**Written task:**
The records are to be restated in their entirety, word for word.

**Dataset rows:**
** Start **

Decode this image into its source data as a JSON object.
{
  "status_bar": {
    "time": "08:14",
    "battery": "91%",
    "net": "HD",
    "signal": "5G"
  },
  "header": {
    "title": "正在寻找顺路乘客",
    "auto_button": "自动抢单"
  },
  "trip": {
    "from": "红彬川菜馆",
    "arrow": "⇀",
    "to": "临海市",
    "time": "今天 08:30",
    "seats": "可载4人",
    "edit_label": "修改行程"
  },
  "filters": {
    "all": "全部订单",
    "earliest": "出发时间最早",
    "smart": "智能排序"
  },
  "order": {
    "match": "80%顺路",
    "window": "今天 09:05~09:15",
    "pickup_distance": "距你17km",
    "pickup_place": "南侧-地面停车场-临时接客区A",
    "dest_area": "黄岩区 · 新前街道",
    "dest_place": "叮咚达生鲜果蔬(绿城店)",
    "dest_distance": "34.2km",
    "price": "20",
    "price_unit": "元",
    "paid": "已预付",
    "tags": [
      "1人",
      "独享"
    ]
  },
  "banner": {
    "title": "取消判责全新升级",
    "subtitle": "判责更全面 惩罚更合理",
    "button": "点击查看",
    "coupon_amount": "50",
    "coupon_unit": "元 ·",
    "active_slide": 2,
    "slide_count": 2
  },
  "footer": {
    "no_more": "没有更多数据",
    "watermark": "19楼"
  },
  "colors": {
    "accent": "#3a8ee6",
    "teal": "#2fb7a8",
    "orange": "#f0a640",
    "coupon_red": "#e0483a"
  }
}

** End **

**Expected answer:**
Decode this image into its source data as a JSON object.
{
  "status_bar": {
    "time": "08:14",
    "battery": "91%",
    "net": "HD",
    "signal": "5G"
  },
  "header": {
    "title": "正在寻找顺路乘客",
    "auto_button": "自动抢单"
  },
  "trip": {
    "from": "红彬川菜馆",
    "arrow": "⇀",
    "to": "临海市",
    "time": "今天 08:30",
    "seats": "可载4人",
    "edit_label": "修改行程"
  },
  "filters": {
    "all": "全部订单",
    "earliest": "出发时间最早",
    "smart": "智能排序"
  },
  "order": {
    "match": "80%顺路",
    "window": "今天 09:05~09:15",
    "pickup_distance": "距你17km",
    "pickup_place": "南侧-地面停车场-临时接客区A",
    "dest_area": "黄岩区 · 新前街道",
    "dest_place": "叮咚达生鲜果蔬(绿城店)",
    "dest_distance": "34.2km",
    "price": "20",
    "price_unit": "元",
    "paid": "已预付",
    "tags": [
      "1人",
      "独享"
    ]
  },
  "banner": {
    "title": "取消判责全新升级",
    "subtitle": "判责更全面 惩罚更合理",
    "button": "点击查看",
    "coupon_amount": "50",
    "coupon_unit": "元 ·",
    "active_slide": 2,
    "slide_count": 2
  },
  "footer": {
    "no_more": "没有更多数据",
    "watermark": "19楼"
  },
  "colors": {
    "accent": "#3a8ee6",
    "teal": "#2fb7a8",
    "orange": "#f0a640",
    "coupon_red": "#e0483a"
  }
}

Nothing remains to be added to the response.